▶ Supplied information:
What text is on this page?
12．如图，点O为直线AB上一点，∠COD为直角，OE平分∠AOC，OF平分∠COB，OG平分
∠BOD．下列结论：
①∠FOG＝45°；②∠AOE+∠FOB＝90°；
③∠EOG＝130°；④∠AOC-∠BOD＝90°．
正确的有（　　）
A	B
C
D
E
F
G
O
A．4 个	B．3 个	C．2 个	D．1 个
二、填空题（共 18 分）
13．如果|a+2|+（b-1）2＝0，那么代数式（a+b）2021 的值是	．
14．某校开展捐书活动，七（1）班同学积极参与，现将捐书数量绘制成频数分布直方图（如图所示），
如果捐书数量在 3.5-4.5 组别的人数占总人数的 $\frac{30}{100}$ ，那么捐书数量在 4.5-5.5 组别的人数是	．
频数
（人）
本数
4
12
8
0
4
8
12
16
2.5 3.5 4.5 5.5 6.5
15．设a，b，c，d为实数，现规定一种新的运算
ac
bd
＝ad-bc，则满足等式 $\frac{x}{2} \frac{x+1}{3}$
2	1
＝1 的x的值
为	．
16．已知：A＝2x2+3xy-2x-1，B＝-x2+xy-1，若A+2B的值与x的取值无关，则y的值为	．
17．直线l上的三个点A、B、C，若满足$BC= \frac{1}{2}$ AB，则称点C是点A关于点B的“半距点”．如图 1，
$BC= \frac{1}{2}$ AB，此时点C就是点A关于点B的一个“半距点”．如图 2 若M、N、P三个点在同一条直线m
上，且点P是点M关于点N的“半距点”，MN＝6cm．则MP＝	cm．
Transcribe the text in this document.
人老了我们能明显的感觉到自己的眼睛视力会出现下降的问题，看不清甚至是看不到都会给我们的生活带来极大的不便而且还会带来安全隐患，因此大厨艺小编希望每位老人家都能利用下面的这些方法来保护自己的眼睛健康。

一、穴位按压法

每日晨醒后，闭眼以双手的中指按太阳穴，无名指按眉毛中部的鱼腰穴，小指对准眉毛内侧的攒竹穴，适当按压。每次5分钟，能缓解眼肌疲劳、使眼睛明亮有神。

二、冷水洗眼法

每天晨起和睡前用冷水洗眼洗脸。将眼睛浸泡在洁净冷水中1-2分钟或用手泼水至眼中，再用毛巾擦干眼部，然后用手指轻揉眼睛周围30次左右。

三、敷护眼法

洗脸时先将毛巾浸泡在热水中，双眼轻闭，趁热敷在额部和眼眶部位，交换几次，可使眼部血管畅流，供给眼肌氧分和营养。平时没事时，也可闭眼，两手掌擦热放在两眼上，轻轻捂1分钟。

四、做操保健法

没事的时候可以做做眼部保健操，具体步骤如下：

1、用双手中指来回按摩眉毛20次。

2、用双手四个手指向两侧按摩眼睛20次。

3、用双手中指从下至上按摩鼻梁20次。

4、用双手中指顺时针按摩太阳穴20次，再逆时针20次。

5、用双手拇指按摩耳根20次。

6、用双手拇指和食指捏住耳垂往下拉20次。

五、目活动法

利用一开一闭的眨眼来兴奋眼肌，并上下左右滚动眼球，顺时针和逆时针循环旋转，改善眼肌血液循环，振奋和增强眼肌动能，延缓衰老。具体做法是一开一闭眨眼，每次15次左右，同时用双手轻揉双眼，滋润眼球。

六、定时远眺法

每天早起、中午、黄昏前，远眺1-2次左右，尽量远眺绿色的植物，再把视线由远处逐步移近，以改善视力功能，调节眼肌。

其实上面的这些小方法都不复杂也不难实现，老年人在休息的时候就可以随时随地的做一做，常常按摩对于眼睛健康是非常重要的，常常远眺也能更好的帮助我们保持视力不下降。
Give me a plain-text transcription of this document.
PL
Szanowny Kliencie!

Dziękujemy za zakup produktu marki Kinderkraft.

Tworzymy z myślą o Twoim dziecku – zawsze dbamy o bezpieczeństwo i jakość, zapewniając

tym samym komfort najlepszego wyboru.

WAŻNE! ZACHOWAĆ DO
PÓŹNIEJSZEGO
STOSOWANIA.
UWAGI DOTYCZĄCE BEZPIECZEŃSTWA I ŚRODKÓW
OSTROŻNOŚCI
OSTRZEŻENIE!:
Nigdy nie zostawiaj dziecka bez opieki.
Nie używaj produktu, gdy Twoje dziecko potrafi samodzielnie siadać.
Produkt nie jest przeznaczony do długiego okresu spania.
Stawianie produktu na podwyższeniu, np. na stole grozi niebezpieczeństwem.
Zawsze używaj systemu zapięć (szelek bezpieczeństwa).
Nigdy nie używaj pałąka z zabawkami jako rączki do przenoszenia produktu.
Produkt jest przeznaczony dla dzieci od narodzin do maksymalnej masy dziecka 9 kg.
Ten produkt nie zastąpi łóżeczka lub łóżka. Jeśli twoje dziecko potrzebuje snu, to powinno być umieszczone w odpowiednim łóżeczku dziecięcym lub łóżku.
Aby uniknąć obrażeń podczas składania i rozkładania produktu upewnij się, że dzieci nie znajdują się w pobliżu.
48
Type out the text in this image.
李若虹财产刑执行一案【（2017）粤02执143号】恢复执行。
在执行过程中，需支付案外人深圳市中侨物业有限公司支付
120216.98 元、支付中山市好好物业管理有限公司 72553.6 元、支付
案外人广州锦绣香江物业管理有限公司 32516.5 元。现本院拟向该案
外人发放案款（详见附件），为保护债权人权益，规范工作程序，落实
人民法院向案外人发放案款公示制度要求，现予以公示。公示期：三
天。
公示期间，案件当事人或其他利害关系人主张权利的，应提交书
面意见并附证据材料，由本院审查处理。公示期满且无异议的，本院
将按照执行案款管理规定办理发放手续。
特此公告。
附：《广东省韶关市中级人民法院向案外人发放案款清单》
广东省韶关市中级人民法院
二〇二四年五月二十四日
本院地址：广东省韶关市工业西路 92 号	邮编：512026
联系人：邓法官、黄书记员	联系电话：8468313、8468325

▶ Work to be completed:
Using the listing above, return all lines where the word "document" occurs.

▶ Answer to this task:
Transcribe the text in this document.
Give me a plain-text transcription of this document.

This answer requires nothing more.